* BEGIN MATERIAL PROVIDED *
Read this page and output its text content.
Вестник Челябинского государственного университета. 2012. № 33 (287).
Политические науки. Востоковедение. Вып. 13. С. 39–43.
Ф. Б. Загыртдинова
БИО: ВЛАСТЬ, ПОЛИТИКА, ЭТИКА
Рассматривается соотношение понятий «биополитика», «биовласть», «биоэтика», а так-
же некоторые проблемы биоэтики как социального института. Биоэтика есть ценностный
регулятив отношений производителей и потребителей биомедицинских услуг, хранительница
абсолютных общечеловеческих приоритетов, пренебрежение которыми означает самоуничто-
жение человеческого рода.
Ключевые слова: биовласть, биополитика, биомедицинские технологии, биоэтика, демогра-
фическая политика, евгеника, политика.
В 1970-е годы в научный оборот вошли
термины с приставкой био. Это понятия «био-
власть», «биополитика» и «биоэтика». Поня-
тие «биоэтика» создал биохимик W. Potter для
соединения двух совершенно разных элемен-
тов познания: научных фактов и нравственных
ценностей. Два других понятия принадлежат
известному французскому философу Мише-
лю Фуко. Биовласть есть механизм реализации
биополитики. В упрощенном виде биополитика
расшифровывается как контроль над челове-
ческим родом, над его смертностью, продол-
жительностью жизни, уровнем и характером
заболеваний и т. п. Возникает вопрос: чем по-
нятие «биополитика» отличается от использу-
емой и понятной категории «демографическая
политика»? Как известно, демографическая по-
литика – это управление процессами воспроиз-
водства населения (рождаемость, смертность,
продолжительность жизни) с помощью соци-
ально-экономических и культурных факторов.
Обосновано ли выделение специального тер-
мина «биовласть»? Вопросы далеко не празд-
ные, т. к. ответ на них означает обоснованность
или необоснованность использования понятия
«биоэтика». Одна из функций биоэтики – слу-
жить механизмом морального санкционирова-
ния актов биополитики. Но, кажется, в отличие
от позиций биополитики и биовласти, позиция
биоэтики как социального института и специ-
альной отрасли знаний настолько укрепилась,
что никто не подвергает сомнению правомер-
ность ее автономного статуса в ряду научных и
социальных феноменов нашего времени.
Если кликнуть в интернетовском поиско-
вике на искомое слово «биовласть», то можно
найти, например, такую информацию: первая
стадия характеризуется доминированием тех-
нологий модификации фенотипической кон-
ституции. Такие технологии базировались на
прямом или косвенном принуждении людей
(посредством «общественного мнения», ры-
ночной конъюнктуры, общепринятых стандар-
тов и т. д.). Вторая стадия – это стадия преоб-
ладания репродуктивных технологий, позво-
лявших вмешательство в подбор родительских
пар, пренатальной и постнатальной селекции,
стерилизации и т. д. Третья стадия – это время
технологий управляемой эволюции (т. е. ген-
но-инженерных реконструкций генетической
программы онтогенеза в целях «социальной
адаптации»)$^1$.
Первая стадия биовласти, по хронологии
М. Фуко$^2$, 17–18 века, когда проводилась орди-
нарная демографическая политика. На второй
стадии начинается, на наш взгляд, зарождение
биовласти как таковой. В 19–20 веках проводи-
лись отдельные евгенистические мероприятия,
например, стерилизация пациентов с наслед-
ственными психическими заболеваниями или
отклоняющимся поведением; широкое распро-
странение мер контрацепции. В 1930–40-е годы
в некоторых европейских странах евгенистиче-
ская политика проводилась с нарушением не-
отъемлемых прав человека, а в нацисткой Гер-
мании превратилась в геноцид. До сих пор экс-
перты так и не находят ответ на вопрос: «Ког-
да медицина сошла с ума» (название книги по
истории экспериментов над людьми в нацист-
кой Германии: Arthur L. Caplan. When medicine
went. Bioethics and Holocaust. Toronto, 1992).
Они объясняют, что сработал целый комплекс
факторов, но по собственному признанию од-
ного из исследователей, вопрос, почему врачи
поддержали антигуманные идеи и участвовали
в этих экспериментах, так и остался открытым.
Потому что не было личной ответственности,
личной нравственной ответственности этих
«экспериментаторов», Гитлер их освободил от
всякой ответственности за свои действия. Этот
* END MATERIAL PROVIDED *
**WHAT YOU ARE ASKED TO DO:** Your task is to retype all the records above with nothing left out.

**THE ANSWER:**
Read this page and output its text content.
Вестник Челябинского государственного университета. 2012. № 33 (287).
Политические науки. Востоковедение. Вып. 13. С. 39–43.
Ф. Б. Загыртдинова
БИО: ВЛАСТЬ, ПОЛИТИКА, ЭТИКА
Рассматривается соотношение понятий «биополитика», «биовласть», «биоэтика», а так-
же некоторые проблемы биоэтики как социального института. Биоэтика есть ценностный
регулятив отношений производителей и потребителей биомедицинских услуг, хранительница
абсолютных общечеловеческих приоритетов, пренебрежение которыми означает самоуничто-
жение человеческого рода.
Ключевые слова: биовласть, биополитика, биомедицинские технологии, биоэтика, демогра-
фическая политика, евгеника, политика.
В 1970-е годы в научный оборот вошли
термины с приставкой био. Это понятия «био-
власть», «биополитика» и «биоэтика». Поня-
тие «биоэтика» создал биохимик W. Potter для
соединения двух совершенно разных элемен-
тов познания: научных фактов и нравственных
ценностей. Два других понятия принадлежат
известному французскому философу Мише-
лю Фуко. Биовласть есть механизм реализации
биополитики. В упрощенном виде биополитика
расшифровывается как контроль над челове-
ческим родом, над его смертностью, продол-
жительностью жизни, уровнем и характером
заболеваний и т. п. Возникает вопрос: чем по-
нятие «биополитика» отличается от использу-
емой и понятной категории «демографическая
политика»? Как известно, демографическая по-
литика – это управление процессами воспроиз-
водства населения (рождаемость, смертность,
продолжительность жизни) с помощью соци-
ально-экономических и культурных факторов.
Обосновано ли выделение специального тер-
мина «биовласть»? Вопросы далеко не празд-
ные, т. к. ответ на них означает обоснованность
или необоснованность использования понятия
«биоэтика». Одна из функций биоэтики – слу-
жить механизмом морального санкционирова-
ния актов биополитики. Но, кажется, в отличие
от позиций биополитики и биовласти, позиция
биоэтики как социального института и специ-
альной отрасли знаний настолько укрепилась,
что никто не подвергает сомнению правомер-
ность ее автономного статуса в ряду научных и
социальных феноменов нашего времени.
Если кликнуть в интернетовском поиско-
вике на искомое слово «биовласть», то можно
найти, например, такую информацию: первая
стадия характеризуется доминированием тех-
нологий модификации фенотипической кон-
ституции. Такие технологии базировались на
прямом или косвенном принуждении людей
(посредством «общественного мнения», ры-
ночной конъюнктуры, общепринятых стандар-
тов и т. д.). Вторая стадия – это стадия преоб-
ладания репродуктивных технологий, позво-
лявших вмешательство в подбор родительских
пар, пренатальной и постнатальной селекции,
стерилизации и т. д. Третья стадия – это время
технологий управляемой эволюции (т. е. ген-
но-инженерных реконструкций генетической
программы онтогенеза в целях «социальной
адаптации»)$^1$.
Первая стадия биовласти, по хронологии
М. Фуко$^2$, 17–18 века, когда проводилась орди-
нарная демографическая политика. На второй
стадии начинается, на наш взгляд, зарождение
биовласти как таковой. В 19–20 веках проводи-
лись отдельные евгенистические мероприятия,
например, стерилизация пациентов с наслед-
ственными психическими заболеваниями или
отклоняющимся поведением; широкое распро-
странение мер контрацепции. В 1930–40-е годы
в некоторых европейских странах евгенистиче-
ская политика проводилась с нарушением не-
отъемлемых прав человека, а в нацисткой Гер-
мании превратилась в геноцид. До сих пор экс-
перты так и не находят ответ на вопрос: «Ког-
да медицина сошла с ума» (название книги по
истории экспериментов над людьми в нацист-
кой Германии: Arthur L. Caplan. When medicine
went. Bioethics and Holocaust. Toronto, 1992).
Они объясняют, что сработал целый комплекс
факторов, но по собственному признанию од-
ного из исследователей, вопрос, почему врачи
поддержали антигуманные идеи и участвовали
в этих экспериментах, так и остался открытым.
Потому что не было личной ответственности,
личной нравственной ответственности этих
«экспериментаторов», Гитлер их освободил от
всякой ответственности за свои действия. Этот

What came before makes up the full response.